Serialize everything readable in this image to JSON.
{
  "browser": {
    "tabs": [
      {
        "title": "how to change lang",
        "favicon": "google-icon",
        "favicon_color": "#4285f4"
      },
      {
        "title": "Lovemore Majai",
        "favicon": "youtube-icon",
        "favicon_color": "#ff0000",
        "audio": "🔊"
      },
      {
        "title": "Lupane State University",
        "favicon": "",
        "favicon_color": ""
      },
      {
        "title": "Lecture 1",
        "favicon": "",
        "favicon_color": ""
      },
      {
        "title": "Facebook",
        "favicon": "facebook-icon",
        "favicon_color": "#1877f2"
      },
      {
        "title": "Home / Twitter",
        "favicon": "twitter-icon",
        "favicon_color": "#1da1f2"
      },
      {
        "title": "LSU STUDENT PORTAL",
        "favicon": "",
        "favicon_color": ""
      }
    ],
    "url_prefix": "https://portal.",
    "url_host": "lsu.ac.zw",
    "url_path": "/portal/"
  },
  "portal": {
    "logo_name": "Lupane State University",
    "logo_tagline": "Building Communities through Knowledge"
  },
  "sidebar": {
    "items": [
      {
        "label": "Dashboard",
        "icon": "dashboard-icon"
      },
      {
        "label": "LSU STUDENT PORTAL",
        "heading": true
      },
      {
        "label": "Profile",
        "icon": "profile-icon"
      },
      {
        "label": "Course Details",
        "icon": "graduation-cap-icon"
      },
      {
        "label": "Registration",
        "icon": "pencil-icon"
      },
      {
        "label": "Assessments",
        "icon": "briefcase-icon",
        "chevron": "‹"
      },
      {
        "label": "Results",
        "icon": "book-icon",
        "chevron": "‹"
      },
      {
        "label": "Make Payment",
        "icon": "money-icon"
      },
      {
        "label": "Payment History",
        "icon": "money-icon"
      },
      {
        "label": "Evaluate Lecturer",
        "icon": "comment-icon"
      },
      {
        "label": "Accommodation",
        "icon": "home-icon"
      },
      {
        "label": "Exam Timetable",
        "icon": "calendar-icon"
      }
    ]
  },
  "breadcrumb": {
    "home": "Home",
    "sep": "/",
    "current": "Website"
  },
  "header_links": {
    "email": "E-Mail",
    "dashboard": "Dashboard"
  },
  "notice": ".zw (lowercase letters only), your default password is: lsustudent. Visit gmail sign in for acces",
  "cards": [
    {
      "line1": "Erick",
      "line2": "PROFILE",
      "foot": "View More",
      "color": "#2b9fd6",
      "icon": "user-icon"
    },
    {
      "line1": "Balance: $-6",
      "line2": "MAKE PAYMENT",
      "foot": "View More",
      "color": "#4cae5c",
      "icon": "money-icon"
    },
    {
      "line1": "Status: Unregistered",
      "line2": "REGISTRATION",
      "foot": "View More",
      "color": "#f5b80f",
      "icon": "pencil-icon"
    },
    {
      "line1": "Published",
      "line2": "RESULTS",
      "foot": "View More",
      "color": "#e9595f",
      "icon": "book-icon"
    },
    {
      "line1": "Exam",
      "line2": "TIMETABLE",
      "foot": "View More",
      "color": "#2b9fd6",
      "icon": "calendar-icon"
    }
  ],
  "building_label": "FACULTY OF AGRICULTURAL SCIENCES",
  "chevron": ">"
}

----

What to produce: Using the listing above, locate the lines that hold "State" and copy each one.

Full answer:
        "title": "Lupane State University",
    "logo_name": "Lupane State University",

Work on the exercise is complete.